* **Task prompt**
From the listing below, pull out all lines with "this" in them.

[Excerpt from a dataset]

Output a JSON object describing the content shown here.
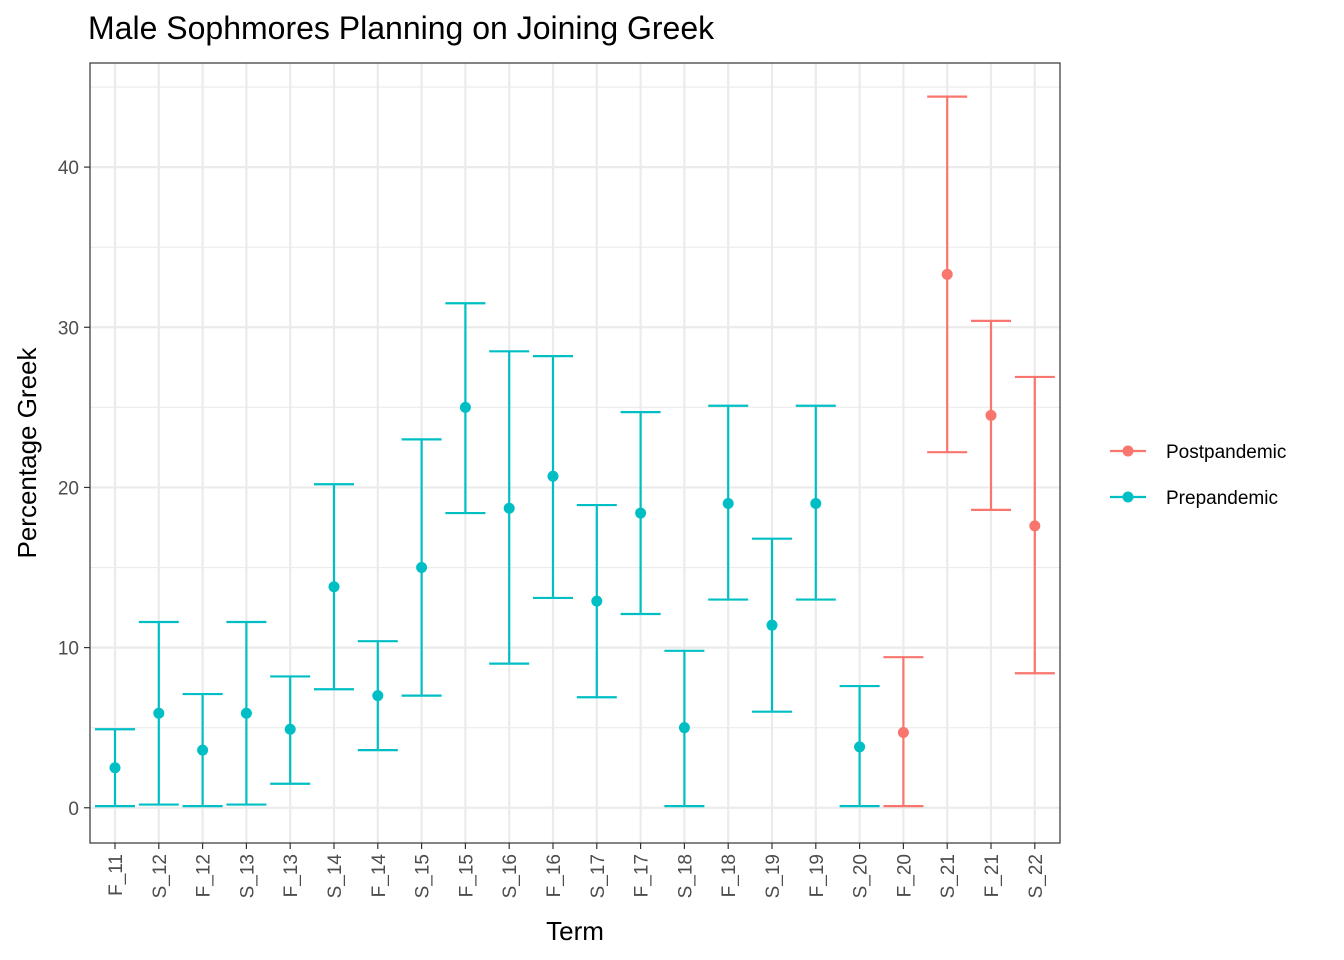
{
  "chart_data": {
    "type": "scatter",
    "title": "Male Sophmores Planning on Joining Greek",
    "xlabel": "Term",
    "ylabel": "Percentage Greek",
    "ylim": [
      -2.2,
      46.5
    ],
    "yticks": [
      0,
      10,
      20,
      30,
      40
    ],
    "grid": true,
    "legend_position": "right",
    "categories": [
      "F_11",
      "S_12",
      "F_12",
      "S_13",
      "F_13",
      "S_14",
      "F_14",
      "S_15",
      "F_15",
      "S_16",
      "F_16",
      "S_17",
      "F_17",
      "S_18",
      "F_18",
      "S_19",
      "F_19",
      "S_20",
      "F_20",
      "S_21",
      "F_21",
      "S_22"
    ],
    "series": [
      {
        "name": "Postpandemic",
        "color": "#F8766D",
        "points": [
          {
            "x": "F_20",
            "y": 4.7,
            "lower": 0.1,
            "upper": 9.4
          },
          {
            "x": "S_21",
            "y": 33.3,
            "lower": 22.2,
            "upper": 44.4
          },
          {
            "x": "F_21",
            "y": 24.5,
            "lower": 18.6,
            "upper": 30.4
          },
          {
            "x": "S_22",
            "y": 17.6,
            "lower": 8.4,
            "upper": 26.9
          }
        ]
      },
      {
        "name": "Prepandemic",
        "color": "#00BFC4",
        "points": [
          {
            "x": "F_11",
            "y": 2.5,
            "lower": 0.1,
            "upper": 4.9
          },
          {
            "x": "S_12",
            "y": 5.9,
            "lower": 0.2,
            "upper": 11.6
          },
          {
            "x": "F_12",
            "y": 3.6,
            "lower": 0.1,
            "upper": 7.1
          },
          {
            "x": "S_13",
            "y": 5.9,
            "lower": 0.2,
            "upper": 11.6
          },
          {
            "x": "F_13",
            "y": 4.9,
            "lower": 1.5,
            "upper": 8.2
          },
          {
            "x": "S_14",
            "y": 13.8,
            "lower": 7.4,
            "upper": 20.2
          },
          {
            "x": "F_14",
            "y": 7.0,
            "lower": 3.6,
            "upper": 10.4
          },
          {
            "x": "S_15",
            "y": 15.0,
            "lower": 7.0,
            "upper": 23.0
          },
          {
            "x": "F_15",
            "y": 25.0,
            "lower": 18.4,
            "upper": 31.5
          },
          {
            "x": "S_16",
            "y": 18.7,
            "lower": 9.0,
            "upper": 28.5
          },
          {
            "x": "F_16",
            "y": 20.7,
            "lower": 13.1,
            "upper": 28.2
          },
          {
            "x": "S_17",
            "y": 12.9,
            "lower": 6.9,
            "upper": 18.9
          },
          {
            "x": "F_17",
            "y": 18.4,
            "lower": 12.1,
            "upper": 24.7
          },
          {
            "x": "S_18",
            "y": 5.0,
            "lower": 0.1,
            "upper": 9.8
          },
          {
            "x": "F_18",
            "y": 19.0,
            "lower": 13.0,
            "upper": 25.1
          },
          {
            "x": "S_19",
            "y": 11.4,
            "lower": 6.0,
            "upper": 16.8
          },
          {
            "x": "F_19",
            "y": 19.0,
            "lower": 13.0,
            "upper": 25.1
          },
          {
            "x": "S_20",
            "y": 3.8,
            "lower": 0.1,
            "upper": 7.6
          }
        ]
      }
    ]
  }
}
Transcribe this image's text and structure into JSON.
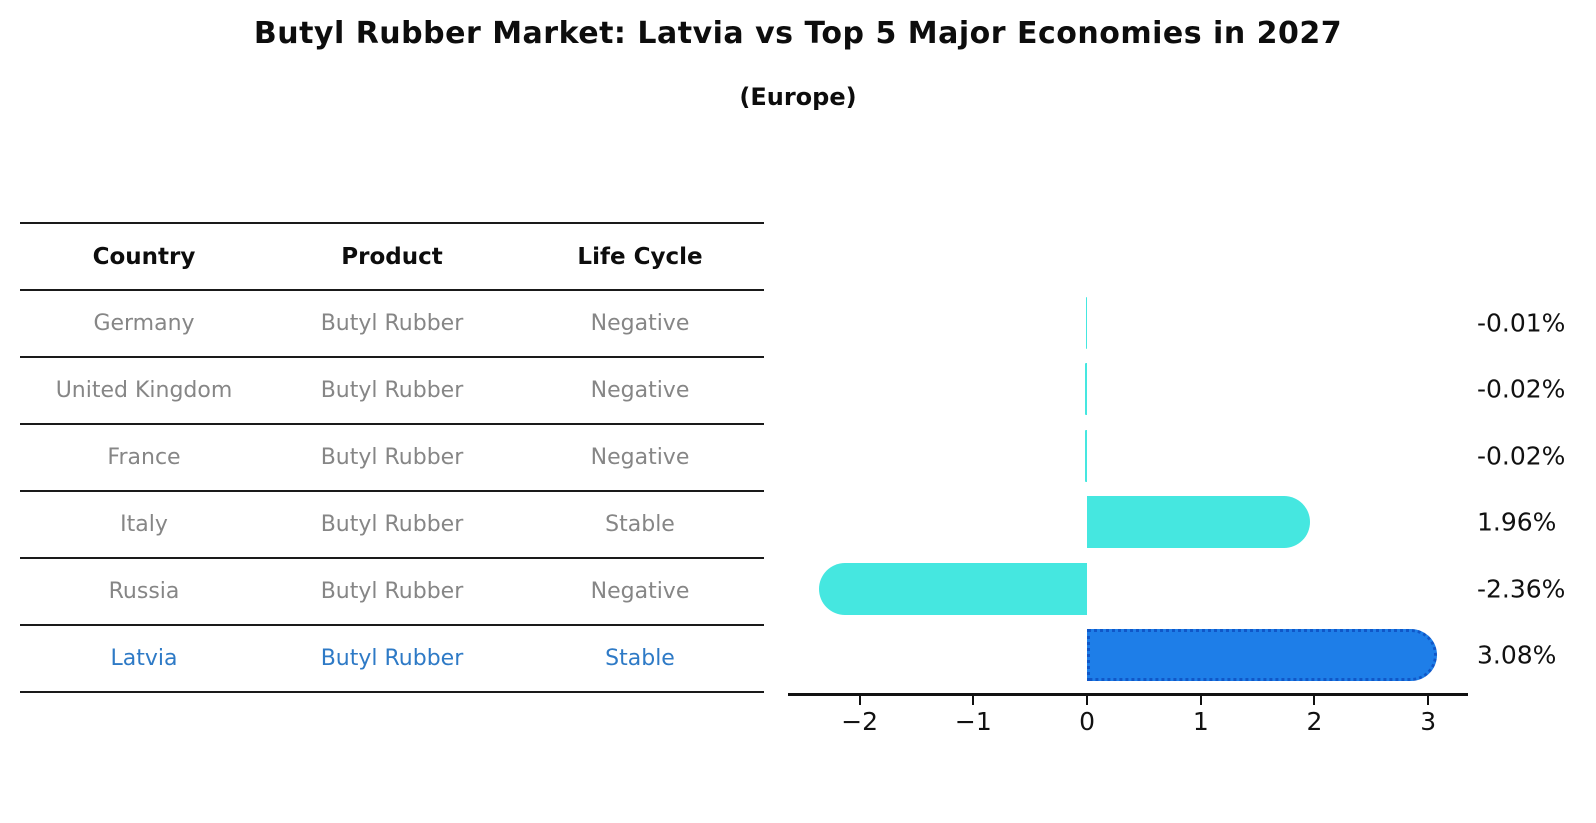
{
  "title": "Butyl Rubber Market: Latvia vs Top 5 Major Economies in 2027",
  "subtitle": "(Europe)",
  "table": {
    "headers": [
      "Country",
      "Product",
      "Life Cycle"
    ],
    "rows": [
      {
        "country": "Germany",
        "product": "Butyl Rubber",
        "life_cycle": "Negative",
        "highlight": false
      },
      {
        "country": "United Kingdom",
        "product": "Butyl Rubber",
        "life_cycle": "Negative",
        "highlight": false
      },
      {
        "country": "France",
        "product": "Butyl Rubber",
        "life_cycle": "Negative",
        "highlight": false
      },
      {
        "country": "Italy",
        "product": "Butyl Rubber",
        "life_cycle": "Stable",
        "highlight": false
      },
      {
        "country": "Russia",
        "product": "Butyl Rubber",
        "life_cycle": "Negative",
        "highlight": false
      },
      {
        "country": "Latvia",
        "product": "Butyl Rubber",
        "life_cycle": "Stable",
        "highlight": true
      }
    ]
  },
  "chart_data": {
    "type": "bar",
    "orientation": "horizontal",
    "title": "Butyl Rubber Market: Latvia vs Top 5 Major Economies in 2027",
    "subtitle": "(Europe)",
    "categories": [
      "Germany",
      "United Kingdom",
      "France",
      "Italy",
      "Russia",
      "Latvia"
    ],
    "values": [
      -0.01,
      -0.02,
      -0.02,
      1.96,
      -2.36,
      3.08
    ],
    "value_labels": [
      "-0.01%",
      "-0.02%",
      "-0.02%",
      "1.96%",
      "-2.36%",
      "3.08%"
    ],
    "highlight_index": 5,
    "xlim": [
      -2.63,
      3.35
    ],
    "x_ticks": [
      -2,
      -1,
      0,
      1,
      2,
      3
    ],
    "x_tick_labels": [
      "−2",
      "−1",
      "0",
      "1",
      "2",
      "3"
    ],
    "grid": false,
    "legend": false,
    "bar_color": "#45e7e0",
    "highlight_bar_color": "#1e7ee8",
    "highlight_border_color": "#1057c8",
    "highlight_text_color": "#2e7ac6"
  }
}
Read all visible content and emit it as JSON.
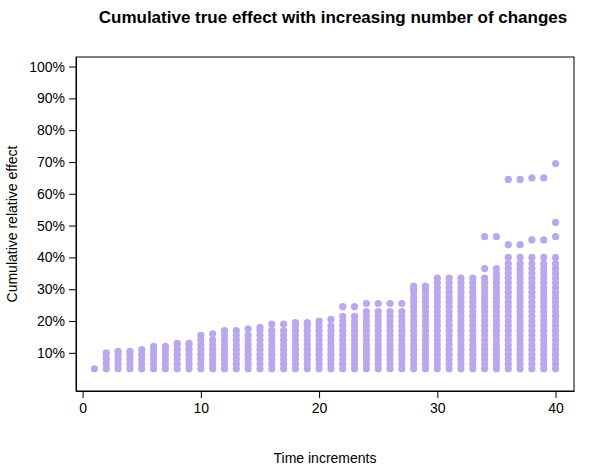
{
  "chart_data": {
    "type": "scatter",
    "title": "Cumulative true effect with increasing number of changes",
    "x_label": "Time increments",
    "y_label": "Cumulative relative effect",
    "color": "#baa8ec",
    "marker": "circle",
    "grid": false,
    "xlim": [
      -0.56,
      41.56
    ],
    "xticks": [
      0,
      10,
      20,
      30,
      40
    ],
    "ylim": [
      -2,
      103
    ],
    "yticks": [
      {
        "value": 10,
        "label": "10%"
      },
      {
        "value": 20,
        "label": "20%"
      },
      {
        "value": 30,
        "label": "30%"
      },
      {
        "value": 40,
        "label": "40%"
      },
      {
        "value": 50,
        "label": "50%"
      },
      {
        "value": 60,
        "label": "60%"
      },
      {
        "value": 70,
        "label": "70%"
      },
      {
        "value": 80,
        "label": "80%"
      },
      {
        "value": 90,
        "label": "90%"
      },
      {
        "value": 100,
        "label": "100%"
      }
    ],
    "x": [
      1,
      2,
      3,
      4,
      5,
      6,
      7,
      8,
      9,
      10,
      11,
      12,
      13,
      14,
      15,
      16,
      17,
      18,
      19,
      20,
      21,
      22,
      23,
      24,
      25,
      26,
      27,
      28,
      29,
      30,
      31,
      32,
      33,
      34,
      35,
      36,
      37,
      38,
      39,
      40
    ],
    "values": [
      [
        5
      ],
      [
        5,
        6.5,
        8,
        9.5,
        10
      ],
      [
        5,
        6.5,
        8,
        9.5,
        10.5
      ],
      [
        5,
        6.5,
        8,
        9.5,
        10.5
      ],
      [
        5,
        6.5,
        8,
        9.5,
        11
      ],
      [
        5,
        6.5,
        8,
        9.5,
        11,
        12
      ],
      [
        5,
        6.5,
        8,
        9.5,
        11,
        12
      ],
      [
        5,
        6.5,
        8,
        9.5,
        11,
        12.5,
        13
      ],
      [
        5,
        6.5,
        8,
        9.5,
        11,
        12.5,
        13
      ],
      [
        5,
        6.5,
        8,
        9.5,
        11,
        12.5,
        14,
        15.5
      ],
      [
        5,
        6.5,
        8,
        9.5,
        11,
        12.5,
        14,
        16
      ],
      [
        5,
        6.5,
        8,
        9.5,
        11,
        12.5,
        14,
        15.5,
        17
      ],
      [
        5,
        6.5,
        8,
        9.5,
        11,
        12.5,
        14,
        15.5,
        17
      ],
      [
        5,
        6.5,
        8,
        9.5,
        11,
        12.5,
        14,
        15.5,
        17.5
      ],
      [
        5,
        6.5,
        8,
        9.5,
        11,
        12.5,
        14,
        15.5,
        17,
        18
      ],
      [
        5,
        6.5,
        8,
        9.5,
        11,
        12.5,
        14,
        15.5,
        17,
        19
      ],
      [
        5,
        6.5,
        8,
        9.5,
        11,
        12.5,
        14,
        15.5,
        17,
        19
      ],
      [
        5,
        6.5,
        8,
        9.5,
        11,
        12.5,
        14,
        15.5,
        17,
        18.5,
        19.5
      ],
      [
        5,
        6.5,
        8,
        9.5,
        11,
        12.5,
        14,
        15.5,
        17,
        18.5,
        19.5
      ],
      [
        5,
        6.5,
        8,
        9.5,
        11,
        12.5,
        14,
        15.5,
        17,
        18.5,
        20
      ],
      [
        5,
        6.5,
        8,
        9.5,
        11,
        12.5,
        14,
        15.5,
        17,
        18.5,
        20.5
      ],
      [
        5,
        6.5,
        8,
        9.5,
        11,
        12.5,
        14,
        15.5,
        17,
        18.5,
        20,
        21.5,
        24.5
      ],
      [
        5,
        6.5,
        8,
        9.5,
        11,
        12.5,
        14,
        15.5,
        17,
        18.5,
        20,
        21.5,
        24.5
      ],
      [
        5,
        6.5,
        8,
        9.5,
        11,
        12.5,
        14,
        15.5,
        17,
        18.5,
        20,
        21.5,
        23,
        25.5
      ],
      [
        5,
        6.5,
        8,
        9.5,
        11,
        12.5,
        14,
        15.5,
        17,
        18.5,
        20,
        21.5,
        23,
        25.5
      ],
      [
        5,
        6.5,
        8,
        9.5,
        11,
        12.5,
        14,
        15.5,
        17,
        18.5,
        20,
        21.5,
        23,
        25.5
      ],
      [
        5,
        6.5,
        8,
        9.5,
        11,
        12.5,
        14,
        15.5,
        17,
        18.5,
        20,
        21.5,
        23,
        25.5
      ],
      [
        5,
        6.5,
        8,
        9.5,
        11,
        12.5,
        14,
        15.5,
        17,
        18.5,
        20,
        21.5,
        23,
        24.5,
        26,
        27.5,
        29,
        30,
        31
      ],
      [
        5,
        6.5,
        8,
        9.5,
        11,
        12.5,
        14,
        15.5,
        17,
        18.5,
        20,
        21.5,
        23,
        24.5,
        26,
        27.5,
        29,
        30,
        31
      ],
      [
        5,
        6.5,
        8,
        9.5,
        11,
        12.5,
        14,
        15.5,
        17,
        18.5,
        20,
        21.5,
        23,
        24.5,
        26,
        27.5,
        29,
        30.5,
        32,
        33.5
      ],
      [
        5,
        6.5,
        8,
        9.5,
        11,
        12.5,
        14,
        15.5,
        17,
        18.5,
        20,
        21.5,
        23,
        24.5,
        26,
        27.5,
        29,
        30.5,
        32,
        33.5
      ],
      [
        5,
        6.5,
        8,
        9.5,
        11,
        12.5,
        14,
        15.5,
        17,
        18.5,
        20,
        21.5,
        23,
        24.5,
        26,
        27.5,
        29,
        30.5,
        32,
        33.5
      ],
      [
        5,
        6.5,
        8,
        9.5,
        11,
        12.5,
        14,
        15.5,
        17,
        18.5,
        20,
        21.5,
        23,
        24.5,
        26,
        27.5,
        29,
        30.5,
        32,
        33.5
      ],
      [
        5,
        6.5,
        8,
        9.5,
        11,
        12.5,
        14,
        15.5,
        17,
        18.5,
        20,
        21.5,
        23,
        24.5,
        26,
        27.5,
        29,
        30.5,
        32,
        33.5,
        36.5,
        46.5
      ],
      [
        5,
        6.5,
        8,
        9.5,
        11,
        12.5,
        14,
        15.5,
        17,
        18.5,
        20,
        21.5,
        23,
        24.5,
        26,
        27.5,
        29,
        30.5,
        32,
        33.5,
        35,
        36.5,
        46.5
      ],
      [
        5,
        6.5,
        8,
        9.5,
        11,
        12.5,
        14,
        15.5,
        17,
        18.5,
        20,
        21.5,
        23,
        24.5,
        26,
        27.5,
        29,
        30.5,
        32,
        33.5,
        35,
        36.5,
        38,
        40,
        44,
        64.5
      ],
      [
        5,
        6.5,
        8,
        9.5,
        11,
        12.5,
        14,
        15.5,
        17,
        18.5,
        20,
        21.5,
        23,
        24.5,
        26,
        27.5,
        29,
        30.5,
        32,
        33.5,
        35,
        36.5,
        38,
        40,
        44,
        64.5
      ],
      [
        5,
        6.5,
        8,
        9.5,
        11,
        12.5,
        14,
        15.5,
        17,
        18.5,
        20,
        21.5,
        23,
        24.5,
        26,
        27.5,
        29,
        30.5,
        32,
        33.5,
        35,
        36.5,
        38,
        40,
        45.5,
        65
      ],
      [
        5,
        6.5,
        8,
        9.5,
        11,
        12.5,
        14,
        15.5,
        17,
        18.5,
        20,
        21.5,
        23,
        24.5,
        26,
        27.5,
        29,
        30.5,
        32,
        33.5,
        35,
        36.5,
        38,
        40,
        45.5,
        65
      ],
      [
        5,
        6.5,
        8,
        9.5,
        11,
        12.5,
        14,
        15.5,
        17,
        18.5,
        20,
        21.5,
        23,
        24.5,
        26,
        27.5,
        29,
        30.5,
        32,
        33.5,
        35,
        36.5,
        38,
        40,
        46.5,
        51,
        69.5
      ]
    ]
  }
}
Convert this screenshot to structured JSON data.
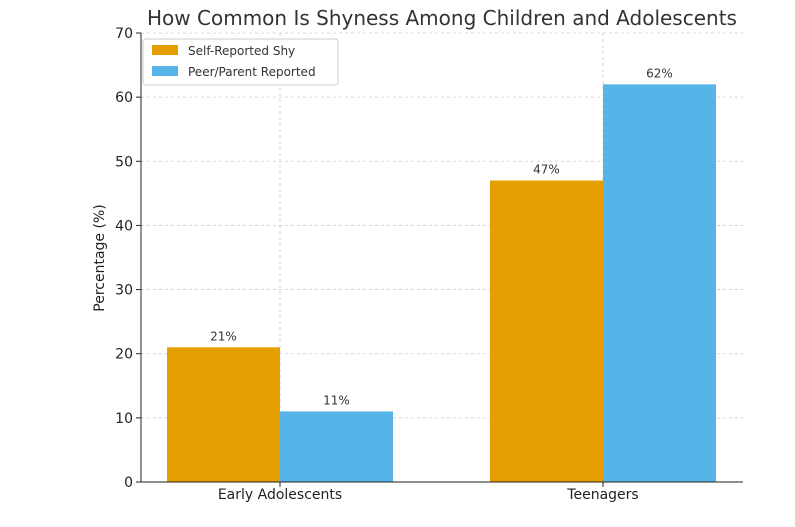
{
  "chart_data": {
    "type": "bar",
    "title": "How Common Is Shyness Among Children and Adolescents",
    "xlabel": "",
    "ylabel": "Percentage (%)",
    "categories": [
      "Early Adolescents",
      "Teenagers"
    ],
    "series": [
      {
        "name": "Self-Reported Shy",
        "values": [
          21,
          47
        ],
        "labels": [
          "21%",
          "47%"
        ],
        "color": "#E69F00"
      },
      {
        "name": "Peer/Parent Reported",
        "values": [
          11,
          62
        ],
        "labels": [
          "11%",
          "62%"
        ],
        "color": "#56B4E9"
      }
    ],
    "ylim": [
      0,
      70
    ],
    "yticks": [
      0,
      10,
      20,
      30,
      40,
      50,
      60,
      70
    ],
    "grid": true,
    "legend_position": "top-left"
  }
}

* **Expected answer**
Transcribe this image's text and structure into JSON.
Convert this screenshot to structured JSON data.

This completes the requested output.